INSTRUCTIONS FOR THE TASK: Repeat every entry word for word, but leave the images out of your copy.

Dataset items
##############################
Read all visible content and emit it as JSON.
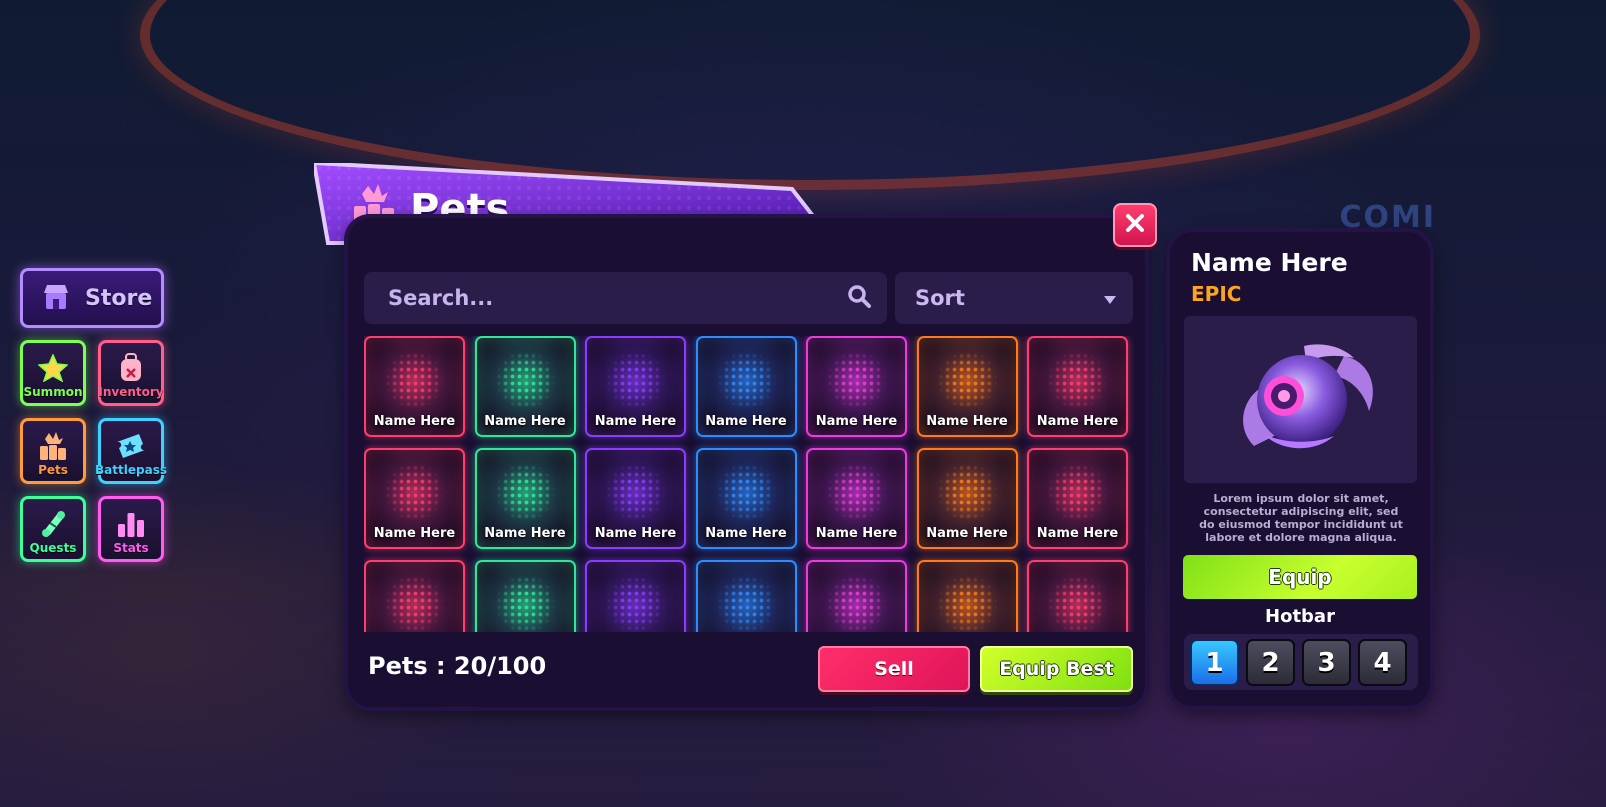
{
  "sidebar": {
    "store_label": "Store",
    "buttons": [
      {
        "label": "Summon",
        "icon": "star-icon",
        "color": "#7dff4e"
      },
      {
        "label": "Inventory",
        "icon": "backpack-icon",
        "color": "#ff5f8a"
      },
      {
        "label": "Pets",
        "icon": "pets-icon",
        "color": "#ff9a3d"
      },
      {
        "label": "Battlepass",
        "icon": "ticket-icon",
        "color": "#3fd1ff"
      },
      {
        "label": "Quests",
        "icon": "scroll-icon",
        "color": "#3dff9a"
      },
      {
        "label": "Stats",
        "icon": "bar-chart-icon",
        "color": "#ff5cf0"
      }
    ]
  },
  "window": {
    "title": "Pets",
    "search_placeholder": "Search...",
    "sort_label": "Sort",
    "slot_label": "Name Here",
    "slot_colors": [
      "#ff3d6e",
      "#2ee89a",
      "#8a3dff",
      "#2f8cff",
      "#e83de0",
      "#ff7a1a",
      "#ff3d6e"
    ],
    "count_text": "Pets : 20/100",
    "sell_label": "Sell",
    "equip_best_label": "Equip Best"
  },
  "detail": {
    "name": "Name Here",
    "rarity": "EPIC",
    "rarity_color": "#ffa41f",
    "description": "Lorem ipsum dolor sit amet, consectetur adipiscing elit, sed do eiusmod tempor incididunt ut labore et dolore magna aliqua.",
    "equip_label": "Equip",
    "hotbar_label": "Hotbar",
    "hotbar_slots": [
      "1",
      "2",
      "3",
      "4"
    ],
    "hotbar_active": "1"
  },
  "background": {
    "sign_text": "COMI"
  }
}
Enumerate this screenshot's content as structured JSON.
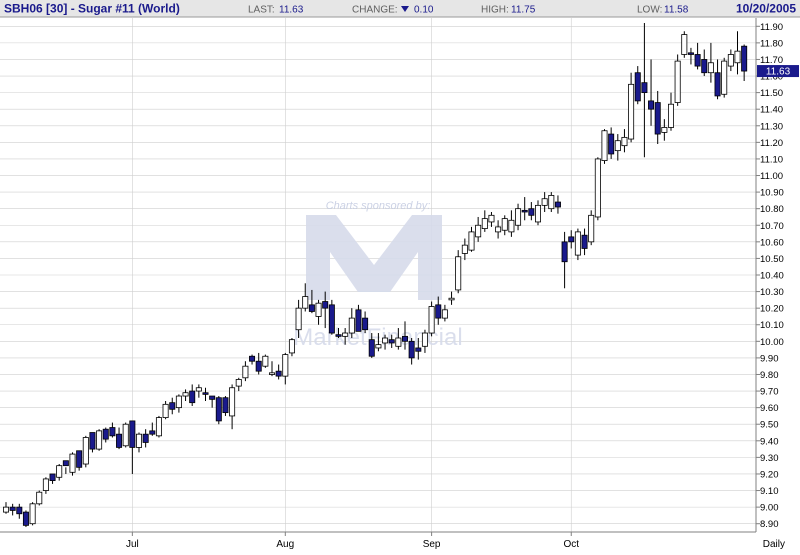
##############################
SOLVED PROBLEM:
Read all visible content and emit it as JSON.
{
  "sidebar": {
    "store_label": "Store",
    "buttons": [
      {
        "label": "Summon",
        "icon": "star-icon",
        "color": "#7dff4e"
      },
      {
        "label": "Inventory",
        "icon": "backpack-icon",
        "color": "#ff5f8a"
      },
      {
        "label": "Pets",
        "icon": "pets-icon",
        "color": "#ff9a3d"
      },
      {
        "label": "Battlepass",
        "icon": "ticket-icon",
        "color": "#3fd1ff"
      },
      {
        "label": "Quests",
        "icon": "scroll-icon",
        "color": "#3dff9a"
      },
      {
        "label": "Stats",
        "icon": "bar-chart-icon",
        "color": "#ff5cf0"
      }
    ]
  },
  "window": {
    "title": "Pets",
    "search_placeholder": "Search...",
    "sort_label": "Sort",
    "slot_label": "Name Here",
    "slot_colors": [
      "#ff3d6e",
      "#2ee89a",
      "#8a3dff",
      "#2f8cff",
      "#e83de0",
      "#ff7a1a",
      "#ff3d6e"
    ],
    "count_text": "Pets : 20/100",
    "sell_label": "Sell",
    "equip_best_label": "Equip Best"
  },
  "detail": {
    "name": "Name Here",
    "rarity": "EPIC",
    "rarity_color": "#ffa41f",
    "description": "Lorem ipsum dolor sit amet, consectetur adipiscing elit, sed do eiusmod tempor incididunt ut labore et dolore magna aliqua.",
    "equip_label": "Equip",
    "hotbar_label": "Hotbar",
    "hotbar_slots": [
      "1",
      "2",
      "3",
      "4"
    ],
    "hotbar_active": "1"
  },
  "background": {
    "sign_text": "COMI"
  }
}
Enumerate this screenshot's content as structured JSON.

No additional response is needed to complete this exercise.